Top of RECORDS FOR THIS EXERCISE

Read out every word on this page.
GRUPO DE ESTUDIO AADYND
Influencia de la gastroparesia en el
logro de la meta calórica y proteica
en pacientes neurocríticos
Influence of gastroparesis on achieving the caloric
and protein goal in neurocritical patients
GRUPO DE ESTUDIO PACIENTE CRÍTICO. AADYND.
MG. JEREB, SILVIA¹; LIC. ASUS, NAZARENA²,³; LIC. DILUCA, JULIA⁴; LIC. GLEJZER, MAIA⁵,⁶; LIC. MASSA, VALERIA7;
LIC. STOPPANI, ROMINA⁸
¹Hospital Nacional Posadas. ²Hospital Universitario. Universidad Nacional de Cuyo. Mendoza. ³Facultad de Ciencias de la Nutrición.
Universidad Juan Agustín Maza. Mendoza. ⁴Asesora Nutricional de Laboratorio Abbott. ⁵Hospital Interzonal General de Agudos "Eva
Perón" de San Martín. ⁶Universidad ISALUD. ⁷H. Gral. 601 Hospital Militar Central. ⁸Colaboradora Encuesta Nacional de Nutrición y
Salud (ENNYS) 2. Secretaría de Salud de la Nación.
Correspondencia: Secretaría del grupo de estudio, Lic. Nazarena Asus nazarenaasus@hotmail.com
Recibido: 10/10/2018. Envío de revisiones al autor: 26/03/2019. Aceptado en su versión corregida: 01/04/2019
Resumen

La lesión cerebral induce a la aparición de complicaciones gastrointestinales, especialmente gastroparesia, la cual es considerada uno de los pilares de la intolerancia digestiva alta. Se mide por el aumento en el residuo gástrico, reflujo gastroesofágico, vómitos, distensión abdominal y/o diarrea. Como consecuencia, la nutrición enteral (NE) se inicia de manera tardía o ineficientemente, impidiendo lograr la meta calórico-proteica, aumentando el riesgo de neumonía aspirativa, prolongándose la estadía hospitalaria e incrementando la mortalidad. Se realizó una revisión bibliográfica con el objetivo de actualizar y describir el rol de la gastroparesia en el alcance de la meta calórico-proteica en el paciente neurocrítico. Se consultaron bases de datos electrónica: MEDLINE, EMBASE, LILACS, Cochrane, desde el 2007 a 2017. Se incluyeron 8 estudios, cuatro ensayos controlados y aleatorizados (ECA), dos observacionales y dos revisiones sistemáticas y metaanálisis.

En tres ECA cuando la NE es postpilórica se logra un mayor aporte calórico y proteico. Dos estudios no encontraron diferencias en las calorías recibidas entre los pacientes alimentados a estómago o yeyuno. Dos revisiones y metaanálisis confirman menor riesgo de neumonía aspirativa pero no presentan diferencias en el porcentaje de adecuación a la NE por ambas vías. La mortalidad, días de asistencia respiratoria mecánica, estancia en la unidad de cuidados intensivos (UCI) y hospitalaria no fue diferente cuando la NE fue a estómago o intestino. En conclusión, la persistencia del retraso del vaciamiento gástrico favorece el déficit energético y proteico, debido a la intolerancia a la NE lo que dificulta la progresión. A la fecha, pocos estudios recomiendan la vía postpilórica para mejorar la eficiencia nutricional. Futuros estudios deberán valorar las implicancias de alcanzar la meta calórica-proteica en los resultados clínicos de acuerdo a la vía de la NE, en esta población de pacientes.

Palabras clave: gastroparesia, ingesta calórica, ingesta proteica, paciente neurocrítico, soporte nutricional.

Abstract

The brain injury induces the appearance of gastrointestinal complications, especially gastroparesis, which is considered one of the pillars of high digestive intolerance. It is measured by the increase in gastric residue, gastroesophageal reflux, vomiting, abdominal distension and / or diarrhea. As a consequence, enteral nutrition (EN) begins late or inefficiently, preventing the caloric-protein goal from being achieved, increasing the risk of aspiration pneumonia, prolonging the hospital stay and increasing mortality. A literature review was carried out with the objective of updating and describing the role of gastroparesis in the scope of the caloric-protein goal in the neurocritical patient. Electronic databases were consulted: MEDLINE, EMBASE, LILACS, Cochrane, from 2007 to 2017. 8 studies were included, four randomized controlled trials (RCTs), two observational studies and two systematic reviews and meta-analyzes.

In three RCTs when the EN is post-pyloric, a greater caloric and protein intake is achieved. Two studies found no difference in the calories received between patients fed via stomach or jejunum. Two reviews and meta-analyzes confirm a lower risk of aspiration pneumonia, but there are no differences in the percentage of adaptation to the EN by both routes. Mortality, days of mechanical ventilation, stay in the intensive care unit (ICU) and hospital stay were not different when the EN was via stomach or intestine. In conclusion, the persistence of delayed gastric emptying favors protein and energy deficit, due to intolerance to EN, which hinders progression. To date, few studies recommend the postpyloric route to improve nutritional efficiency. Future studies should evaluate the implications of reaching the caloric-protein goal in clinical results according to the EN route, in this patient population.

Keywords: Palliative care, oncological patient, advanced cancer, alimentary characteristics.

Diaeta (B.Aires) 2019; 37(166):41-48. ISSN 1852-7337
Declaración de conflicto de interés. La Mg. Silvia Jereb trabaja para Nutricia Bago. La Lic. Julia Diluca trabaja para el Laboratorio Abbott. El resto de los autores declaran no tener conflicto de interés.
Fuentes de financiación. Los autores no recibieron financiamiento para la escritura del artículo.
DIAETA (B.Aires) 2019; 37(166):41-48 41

Bottom of RECORDS FOR THIS EXERCISE

WHAT NEEDS TO BE DONE: Every entry in the data should be returned exactly.

SOLUTION TO THIS TASK:
Read out every word on this page.
GRUPO DE ESTUDIO AADYND
Influencia de la gastroparesia en el
logro de la meta calórica y proteica
en pacientes neurocríticos
Influence of gastroparesis on achieving the caloric
and protein goal in neurocritical patients
GRUPO DE ESTUDIO PACIENTE CRÍTICO. AADYND.
MG. JEREB, SILVIA¹; LIC. ASUS, NAZARENA²,³; LIC. DILUCA, JULIA⁴; LIC. GLEJZER, MAIA⁵,⁶; LIC. MASSA, VALERIA7;
LIC. STOPPANI, ROMINA⁸
¹Hospital Nacional Posadas. ²Hospital Universitario. Universidad Nacional de Cuyo. Mendoza. ³Facultad de Ciencias de la Nutrición.
Universidad Juan Agustín Maza. Mendoza. ⁴Asesora Nutricional de Laboratorio Abbott. ⁵Hospital Interzonal General de Agudos "Eva
Perón" de San Martín. ⁶Universidad ISALUD. ⁷H. Gral. 601 Hospital Militar Central. ⁸Colaboradora Encuesta Nacional de Nutrición y
Salud (ENNYS) 2. Secretaría de Salud de la Nación.
Correspondencia: Secretaría del grupo de estudio, Lic. Nazarena Asus nazarenaasus@hotmail.com
Recibido: 10/10/2018. Envío de revisiones al autor: 26/03/2019. Aceptado en su versión corregida: 01/04/2019
Resumen

La lesión cerebral induce a la aparición de complicaciones gastrointestinales, especialmente gastroparesia, la cual es considerada uno de los pilares de la intolerancia digestiva alta. Se mide por el aumento en el residuo gástrico, reflujo gastroesofágico, vómitos, distensión abdominal y/o diarrea. Como consecuencia, la nutrición enteral (NE) se inicia de manera tardía o ineficientemente, impidiendo lograr la meta calórico-proteica, aumentando el riesgo de neumonía aspirativa, prolongándose la estadía hospitalaria e incrementando la mortalidad. Se realizó una revisión bibliográfica con el objetivo de actualizar y describir el rol de la gastroparesia en el alcance de la meta calórico-proteica en el paciente neurocrítico. Se consultaron bases de datos electrónica: MEDLINE, EMBASE, LILACS, Cochrane, desde el 2007 a 2017. Se incluyeron 8 estudios, cuatro ensayos controlados y aleatorizados (ECA), dos observacionales y dos revisiones sistemáticas y metaanálisis.

En tres ECA cuando la NE es postpilórica se logra un mayor aporte calórico y proteico. Dos estudios no encontraron diferencias en las calorías recibidas entre los pacientes alimentados a estómago o yeyuno. Dos revisiones y metaanálisis confirman menor riesgo de neumonía aspirativa pero no presentan diferencias en el porcentaje de adecuación a la NE por ambas vías. La mortalidad, días de asistencia respiratoria mecánica, estancia en la unidad de cuidados intensivos (UCI) y hospitalaria no fue diferente cuando la NE fue a estómago o intestino. En conclusión, la persistencia del retraso del vaciamiento gástrico favorece el déficit energético y proteico, debido a la intolerancia a la NE lo que dificulta la progresión. A la fecha, pocos estudios recomiendan la vía postpilórica para mejorar la eficiencia nutricional. Futuros estudios deberán valorar las implicancias de alcanzar la meta calórica-proteica en los resultados clínicos de acuerdo a la vía de la NE, en esta población de pacientes.

Palabras clave: gastroparesia, ingesta calórica, ingesta proteica, paciente neurocrítico, soporte nutricional.

Abstract

The brain injury induces the appearance of gastrointestinal complications, especially gastroparesis, which is considered one of the pillars of high digestive intolerance. It is measured by the increase in gastric residue, gastroesophageal reflux, vomiting, abdominal distension and / or diarrhea. As a consequence, enteral nutrition (EN) begins late or inefficiently, preventing the caloric-protein goal from being achieved, increasing the risk of aspiration pneumonia, prolonging the hospital stay and increasing mortality. A literature review was carried out with the objective of updating and describing the role of gastroparesis in the scope of the caloric-protein goal in the neurocritical patient. Electronic databases were consulted: MEDLINE, EMBASE, LILACS, Cochrane, from 2007 to 2017. 8 studies were included, four randomized controlled trials (RCTs), two observational studies and two systematic reviews and meta-analyzes.

In three RCTs when the EN is post-pyloric, a greater caloric and protein intake is achieved. Two studies found no difference in the calories received between patients fed via stomach or jejunum. Two reviews and meta-analyzes confirm a lower risk of aspiration pneumonia, but there are no differences in the percentage of adaptation to the EN by both routes. Mortality, days of mechanical ventilation, stay in the intensive care unit (ICU) and hospital stay were not different when the EN was via stomach or intestine. In conclusion, the persistence of delayed gastric emptying favors protein and energy deficit, due to intolerance to EN, which hinders progression. To date, few studies recommend the postpyloric route to improve nutritional efficiency. Future studies should evaluate the implications of reaching the caloric-protein goal in clinical results according to the EN route, in this patient population.

Keywords: Palliative care, oncological patient, advanced cancer, alimentary characteristics.

Diaeta (B.Aires) 2019; 37(166):41-48. ISSN 1852-7337
Declaración de conflicto de interés. La Mg. Silvia Jereb trabaja para Nutricia Bago. La Lic. Julia Diluca trabaja para el Laboratorio Abbott. El resto de los autores declaran no tener conflicto de interés.
Fuentes de financiación. Los autores no recibieron financiamiento para la escritura del artículo.
DIAETA (B.Aires) 2019; 37(166):41-48 41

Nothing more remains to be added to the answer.